**PASSAGE FOR REVIEW**
========
Here's the punch line: many of the important improvements that boost database operation by orders of magnitude depend crucially on superficially cute little tricks like the one that headed this review. That means that SH is simultaneously a programming romp and deadly serious to the people who think about a million customers or sales or measurements at a time.

Cumming and Russell meet the challenge of balancing these two aspects — the exuberant and pragmatic — well.

RDBMS programming architecture

Why is it so characteristic of database programming that different programmers achieve the same functionality with run-time speeds that differ by such large factors — a hundred times or more? As I've discussed several times before for UnixReview, most recently in reviewing Refactoring Databases, data management applications typically involve several programming models simultaneously. Common Web sites are built with database-backed PHP, say, and perform the few computations they need — simple sums and ratios, mostly — in PHP. When the same architecture is applied to problems like reporting on aggregations of all worldwide daily sales of a restaurant chain, though, the results are hilariously suboptimal. As the authors advise in their Preface, "With a bit more understanding of SQL you can do more processing at the database, and as a result have less traffic between the database and your application. ... It's all about letting your program do the things it's good at, and letting the database do the things it's good at."

That's a worthy goal, and SH meets it. It's a three-hundred page book, organized as one hundred annotated "hacks". They're all eminently practical, and I think even the most jaded SQLer will find at least a few novel ones. The authors are the good kind of full-time academics: rigorous but engaging, and sensitive to the importance of clarity in explaining such basics as command-line operations, performance concepts, security practices, and accounting calculations. It's evident they have plenty of real-life computing experience themselves. Examples are all tersely simple but appropriate.

If you were still on that desert island, you could even use SH as a tutorial, especially if, like most database programmers, you do more reading than writing. SH is not a reference, but it's methodical enough that an alert and experienced programmer with no prior knowledge of SQL could probably learn all of the language he needs for most purposes. They even tackle the preliminaries of auditing, deployment, and administration, topics some programming introductions leave out.

The book targets Jet, PostGreSQL, MySQL, Oracle, and SQL Server, but not DB2, SQLite, Sybase, or Firebird (among others). Users of the latter engines shouldn't feel discouraged; less than 15% of the content, by the most generous interpretation, is specific to a particular database server. A few of the tips, though, have bonuses for programmers working with the market-leading engines.
========
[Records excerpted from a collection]
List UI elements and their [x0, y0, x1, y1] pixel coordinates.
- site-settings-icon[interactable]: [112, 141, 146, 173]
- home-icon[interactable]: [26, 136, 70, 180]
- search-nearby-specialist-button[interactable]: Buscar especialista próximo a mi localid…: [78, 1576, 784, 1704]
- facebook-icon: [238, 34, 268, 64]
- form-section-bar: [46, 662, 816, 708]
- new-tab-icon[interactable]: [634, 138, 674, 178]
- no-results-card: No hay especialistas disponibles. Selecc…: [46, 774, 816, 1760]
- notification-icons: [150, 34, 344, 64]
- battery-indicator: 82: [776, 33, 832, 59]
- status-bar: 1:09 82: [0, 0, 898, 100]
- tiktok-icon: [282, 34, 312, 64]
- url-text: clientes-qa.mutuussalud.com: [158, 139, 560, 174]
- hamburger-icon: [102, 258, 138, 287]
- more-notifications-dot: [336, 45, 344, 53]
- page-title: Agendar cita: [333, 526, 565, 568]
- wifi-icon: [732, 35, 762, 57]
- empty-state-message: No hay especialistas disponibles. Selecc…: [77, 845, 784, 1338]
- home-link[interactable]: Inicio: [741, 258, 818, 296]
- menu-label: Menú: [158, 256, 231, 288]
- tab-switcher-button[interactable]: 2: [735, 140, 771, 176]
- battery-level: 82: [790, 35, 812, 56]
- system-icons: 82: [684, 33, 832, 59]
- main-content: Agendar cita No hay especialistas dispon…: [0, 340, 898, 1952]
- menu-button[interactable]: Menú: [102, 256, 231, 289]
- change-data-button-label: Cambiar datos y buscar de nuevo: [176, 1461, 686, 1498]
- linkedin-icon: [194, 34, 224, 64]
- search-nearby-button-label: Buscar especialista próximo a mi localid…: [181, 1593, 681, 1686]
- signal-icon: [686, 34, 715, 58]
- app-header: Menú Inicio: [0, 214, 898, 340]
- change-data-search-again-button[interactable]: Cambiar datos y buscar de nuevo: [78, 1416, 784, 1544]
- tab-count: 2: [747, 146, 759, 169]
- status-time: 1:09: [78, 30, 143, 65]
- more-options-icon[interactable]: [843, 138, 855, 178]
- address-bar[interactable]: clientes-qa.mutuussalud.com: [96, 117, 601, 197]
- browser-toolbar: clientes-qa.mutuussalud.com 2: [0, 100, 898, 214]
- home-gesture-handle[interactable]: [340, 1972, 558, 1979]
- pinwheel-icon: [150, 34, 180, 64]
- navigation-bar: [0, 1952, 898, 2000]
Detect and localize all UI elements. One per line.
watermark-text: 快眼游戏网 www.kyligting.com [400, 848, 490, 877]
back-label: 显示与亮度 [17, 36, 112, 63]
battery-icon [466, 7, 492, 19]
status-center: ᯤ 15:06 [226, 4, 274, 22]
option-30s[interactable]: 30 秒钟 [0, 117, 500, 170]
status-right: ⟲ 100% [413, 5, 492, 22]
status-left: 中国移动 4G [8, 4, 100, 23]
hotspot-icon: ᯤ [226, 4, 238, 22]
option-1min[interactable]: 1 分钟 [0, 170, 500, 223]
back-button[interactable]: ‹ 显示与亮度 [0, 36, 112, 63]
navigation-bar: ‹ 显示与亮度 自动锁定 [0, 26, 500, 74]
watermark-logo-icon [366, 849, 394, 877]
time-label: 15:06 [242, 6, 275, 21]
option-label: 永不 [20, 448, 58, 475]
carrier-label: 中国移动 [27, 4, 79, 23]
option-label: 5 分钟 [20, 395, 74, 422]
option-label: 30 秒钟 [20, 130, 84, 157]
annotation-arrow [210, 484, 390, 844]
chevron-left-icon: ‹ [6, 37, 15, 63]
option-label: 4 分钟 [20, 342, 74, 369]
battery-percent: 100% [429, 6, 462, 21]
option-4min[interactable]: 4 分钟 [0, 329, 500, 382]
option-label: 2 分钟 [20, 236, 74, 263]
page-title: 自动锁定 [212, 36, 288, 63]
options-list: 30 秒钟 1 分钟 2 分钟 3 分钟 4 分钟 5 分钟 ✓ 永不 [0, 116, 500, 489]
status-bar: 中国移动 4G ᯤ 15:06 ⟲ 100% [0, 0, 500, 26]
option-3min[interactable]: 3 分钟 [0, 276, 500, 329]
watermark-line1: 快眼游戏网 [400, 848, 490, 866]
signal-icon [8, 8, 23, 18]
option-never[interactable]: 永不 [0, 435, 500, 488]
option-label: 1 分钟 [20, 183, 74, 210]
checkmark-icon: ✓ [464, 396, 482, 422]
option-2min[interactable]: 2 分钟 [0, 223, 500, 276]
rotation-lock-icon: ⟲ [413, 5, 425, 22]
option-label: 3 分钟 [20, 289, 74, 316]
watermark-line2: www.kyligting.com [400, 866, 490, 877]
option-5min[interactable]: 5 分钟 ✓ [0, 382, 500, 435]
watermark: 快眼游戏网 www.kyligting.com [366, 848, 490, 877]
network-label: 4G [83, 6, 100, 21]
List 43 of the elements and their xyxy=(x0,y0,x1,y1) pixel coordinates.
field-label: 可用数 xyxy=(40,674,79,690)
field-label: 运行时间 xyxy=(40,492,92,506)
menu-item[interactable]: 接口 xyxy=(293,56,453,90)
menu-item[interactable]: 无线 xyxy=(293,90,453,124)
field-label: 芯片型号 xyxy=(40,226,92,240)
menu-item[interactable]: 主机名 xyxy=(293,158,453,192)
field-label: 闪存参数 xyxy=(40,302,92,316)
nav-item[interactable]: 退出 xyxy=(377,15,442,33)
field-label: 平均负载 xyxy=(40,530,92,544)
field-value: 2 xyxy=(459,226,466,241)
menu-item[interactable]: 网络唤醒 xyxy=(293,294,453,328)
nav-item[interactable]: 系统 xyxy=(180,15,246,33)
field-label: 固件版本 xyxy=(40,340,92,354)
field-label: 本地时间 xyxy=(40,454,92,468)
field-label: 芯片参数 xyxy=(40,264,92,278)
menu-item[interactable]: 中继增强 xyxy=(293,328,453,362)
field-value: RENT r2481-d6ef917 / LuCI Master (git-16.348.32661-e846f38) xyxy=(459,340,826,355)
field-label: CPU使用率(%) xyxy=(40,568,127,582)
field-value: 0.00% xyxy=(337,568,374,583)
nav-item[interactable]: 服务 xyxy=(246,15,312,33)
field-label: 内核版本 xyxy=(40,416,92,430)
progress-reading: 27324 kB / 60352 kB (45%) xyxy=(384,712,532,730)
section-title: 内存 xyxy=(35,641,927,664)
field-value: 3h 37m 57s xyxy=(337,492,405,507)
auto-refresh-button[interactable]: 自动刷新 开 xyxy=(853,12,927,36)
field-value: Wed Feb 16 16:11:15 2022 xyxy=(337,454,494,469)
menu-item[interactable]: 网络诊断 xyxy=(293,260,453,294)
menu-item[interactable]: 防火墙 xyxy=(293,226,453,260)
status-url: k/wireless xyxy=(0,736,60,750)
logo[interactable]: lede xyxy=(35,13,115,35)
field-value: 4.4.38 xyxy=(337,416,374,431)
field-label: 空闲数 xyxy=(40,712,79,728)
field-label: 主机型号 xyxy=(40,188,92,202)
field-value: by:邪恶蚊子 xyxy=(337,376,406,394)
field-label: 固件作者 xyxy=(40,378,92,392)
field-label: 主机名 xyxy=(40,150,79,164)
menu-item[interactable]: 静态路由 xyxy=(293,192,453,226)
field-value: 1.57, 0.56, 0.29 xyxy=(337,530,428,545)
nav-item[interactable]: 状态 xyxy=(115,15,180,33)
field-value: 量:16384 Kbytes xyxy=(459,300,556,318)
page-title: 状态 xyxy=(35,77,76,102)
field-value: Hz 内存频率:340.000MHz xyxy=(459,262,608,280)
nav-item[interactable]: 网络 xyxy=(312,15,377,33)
========
**EXERCISE BRIEF**
Transcribe the book review from "If you were" to "introductions leave out.", with every word and punctuation mark unchanged. These rows have no connection to the book review.

**TASK RESULT**
If you were still on that desert island, you could even use SH as a tutorial, especially if, like most database programmers, you do more reading than writing. SH is not a reference, but it's methodical enough that an alert and experienced programmer with no prior knowledge of SQL could probably learn all of the language he needs for most purposes. They even tackle the preliminaries of auditing, deployment, and administration, topics some programming introductions leave out.